**SOURCE RECORDS:**
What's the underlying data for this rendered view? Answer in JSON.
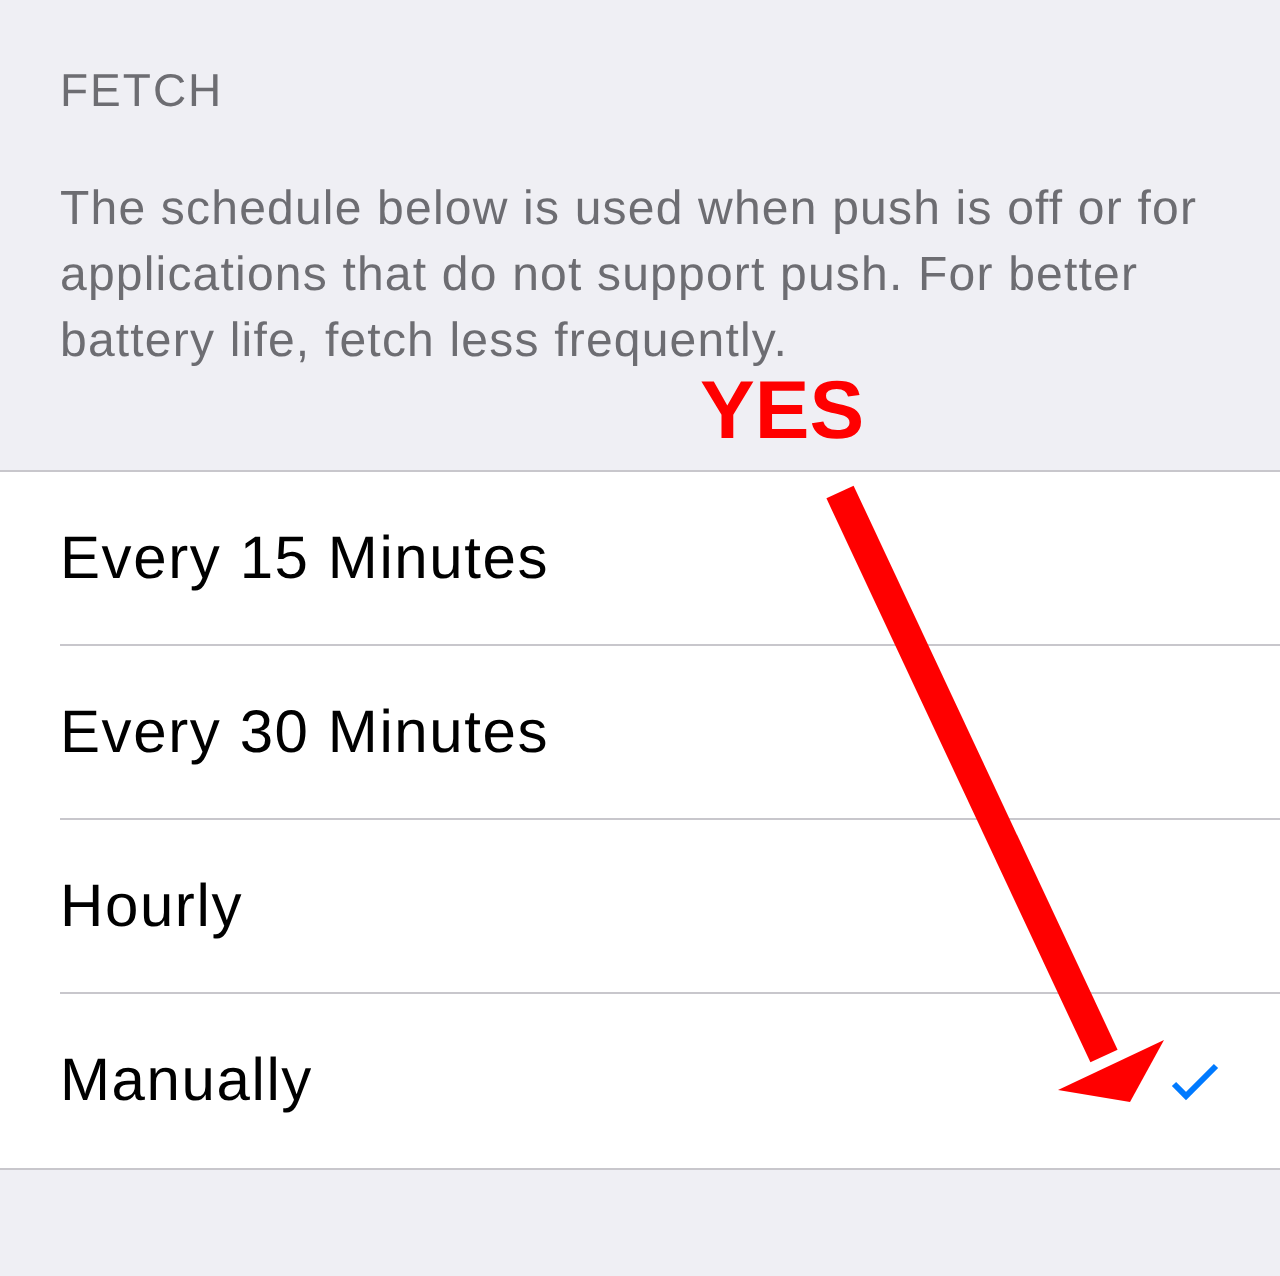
{
  "section": {
    "header": "FETCH",
    "footer": "The schedule below is used when push is off or for applications that do not support push. For better battery life, fetch less frequently."
  },
  "options": [
    {
      "label": "Every 15 Minutes",
      "selected": false
    },
    {
      "label": "Every 30 Minutes",
      "selected": false
    },
    {
      "label": "Hourly",
      "selected": false
    },
    {
      "label": "Manually",
      "selected": true
    }
  ],
  "annotation": {
    "label": "YES"
  }
}
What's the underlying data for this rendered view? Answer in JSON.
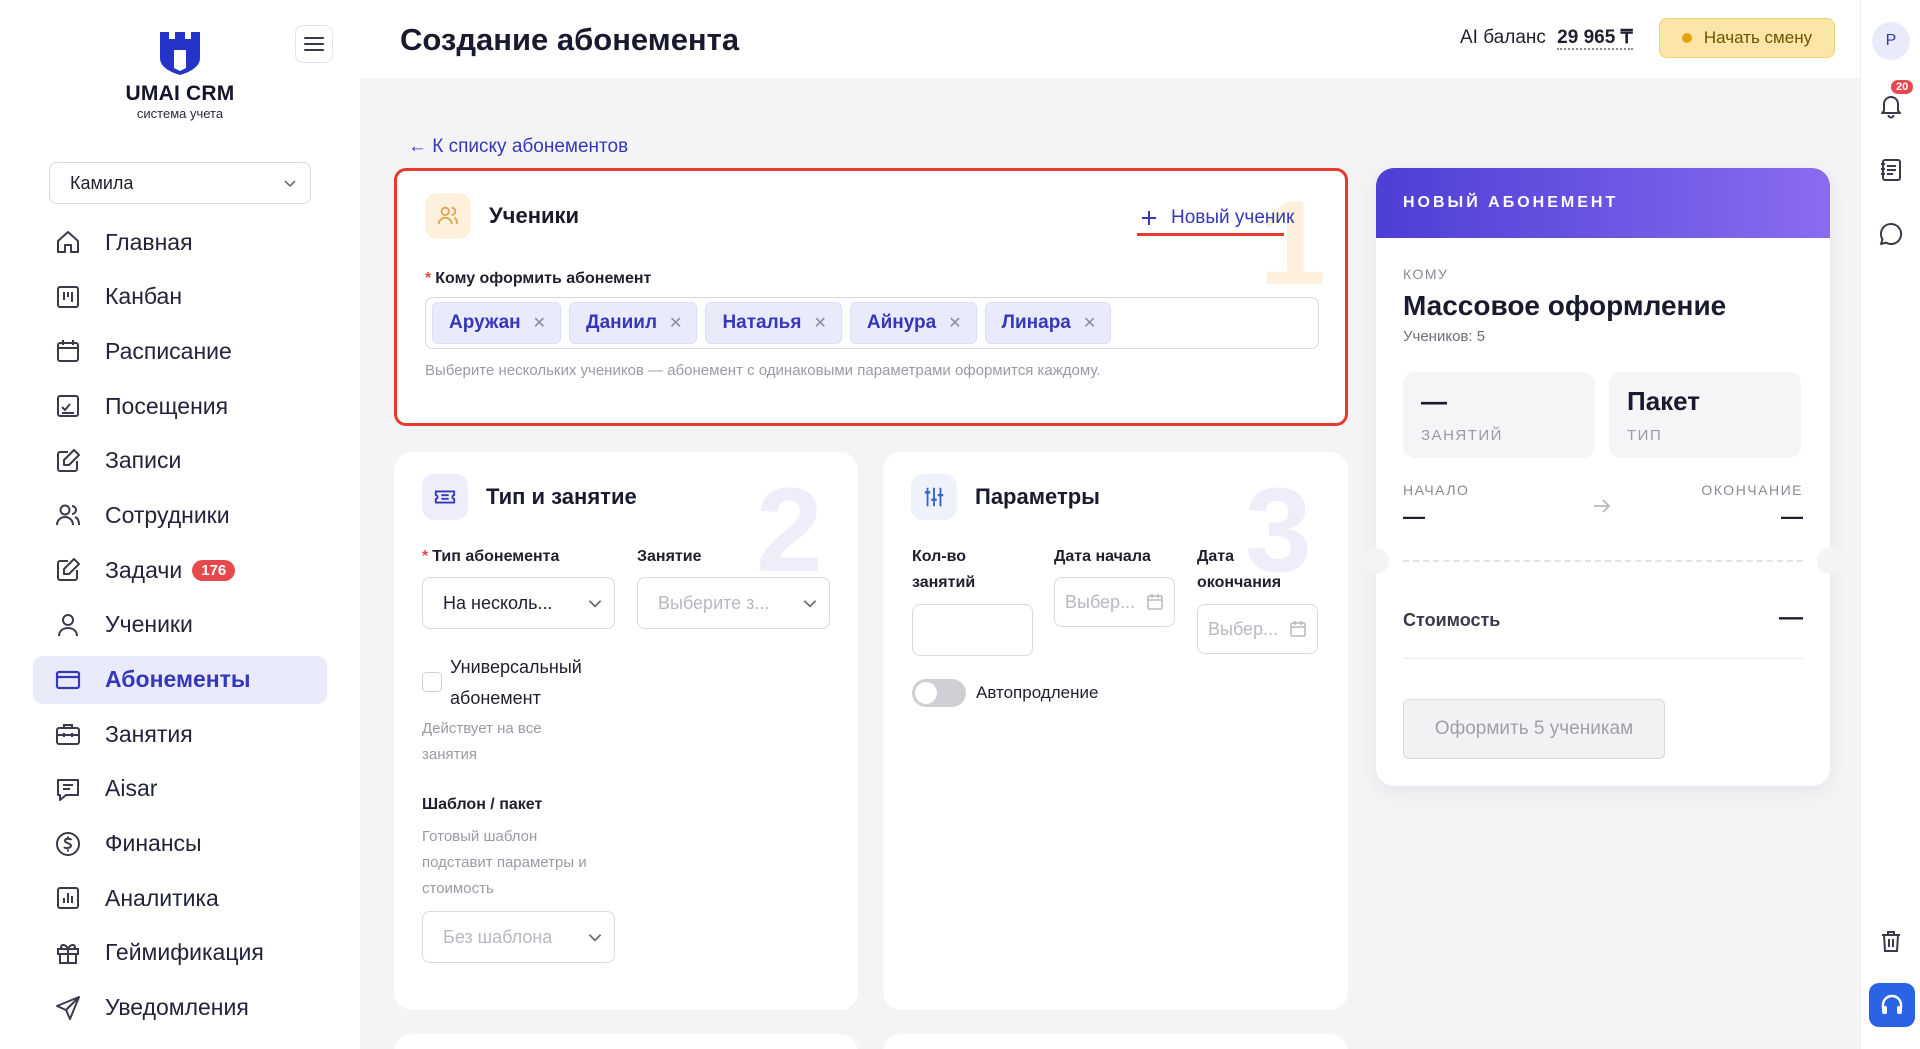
{
  "brand": {
    "name": "UMAI CRM",
    "subtitle": "система учета"
  },
  "sidebar": {
    "user": "Камила",
    "items": [
      {
        "label": "Главная",
        "icon": "home-icon"
      },
      {
        "label": "Канбан",
        "icon": "kanban-icon"
      },
      {
        "label": "Расписание",
        "icon": "calendar-icon"
      },
      {
        "label": "Посещения",
        "icon": "attendance-icon"
      },
      {
        "label": "Записи",
        "icon": "edit-icon"
      },
      {
        "label": "Сотрудники",
        "icon": "users-icon"
      },
      {
        "label": "Задачи",
        "icon": "tasks-icon",
        "badge": "176"
      },
      {
        "label": "Ученики",
        "icon": "user-icon"
      },
      {
        "label": "Абонементы",
        "icon": "card-icon",
        "active": true
      },
      {
        "label": "Занятия",
        "icon": "briefcase-icon"
      },
      {
        "label": "Aisar",
        "icon": "chat-icon"
      },
      {
        "label": "Финансы",
        "icon": "dollar-icon"
      },
      {
        "label": "Аналитика",
        "icon": "chart-icon"
      },
      {
        "label": "Геймификация",
        "icon": "gift-icon"
      },
      {
        "label": "Уведомления",
        "icon": "send-icon"
      }
    ]
  },
  "header": {
    "title": "Создание абонемента",
    "ai_label": "AI баланс",
    "ai_value": "29 965 ₸",
    "shift_button": "Начать смену"
  },
  "rail": {
    "avatar": "P",
    "notif_count": "20"
  },
  "back_link": "← К списку абонементов",
  "students": {
    "number": "1",
    "title": "Ученики",
    "new_student": "Новый ученик",
    "field_label": "Кому оформить абонемент",
    "tags": [
      "Аружан",
      "Даниил",
      "Наталья",
      "Айнура",
      "Линара"
    ],
    "hint": "Выберите нескольких учеников — абонемент с одинаковыми параметрами оформится каждому."
  },
  "type_card": {
    "number": "2",
    "title": "Тип и занятие",
    "type_label": "Тип абонемента",
    "type_value": "На несколь...",
    "lesson_label": "Занятие",
    "lesson_placeholder": "Выберите з...",
    "universal_line1": "Универсальный",
    "universal_line2": "абонемент",
    "universal_hint1": "Действует на все",
    "universal_hint2": "занятия",
    "template_label": "Шаблон / пакет",
    "template_hint1": "Готовый шаблон",
    "template_hint2": "подставит параметры и",
    "template_hint3": "стоимость",
    "template_value": "Без шаблона"
  },
  "params_card": {
    "number": "3",
    "title": "Параметры",
    "count_label1": "Кол-во",
    "count_label2": "занятий",
    "start_label": "Дата начала",
    "start_placeholder": "Выбер...",
    "end_label1": "Дата",
    "end_label2": "окончания",
    "end_placeholder": "Выбер...",
    "autorenew": "Автопродление"
  },
  "summary": {
    "header": "НОВЫЙ АБОНЕМЕНТ",
    "to_label": "КОМУ",
    "title": "Массовое оформление",
    "students_count": "Учеников: 5",
    "lessons_value": "—",
    "lessons_label": "ЗАНЯТИЙ",
    "type_value": "Пакет",
    "type_label": "ТИП",
    "start_label": "НАЧАЛО",
    "start_value": "—",
    "end_label": "ОКОНЧАНИЕ",
    "end_value": "—",
    "cost_label": "Стоимость",
    "cost_value": "—",
    "submit": "Оформить 5 ученикам"
  }
}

**WHAT THE EXERCISE ASKS:**
Look through the material above and pick out each line holding the word "Every".

**WRITTEN ANSWER:**
      "label": "Every 15 Minutes",
      "label": "Every 30 Minutes",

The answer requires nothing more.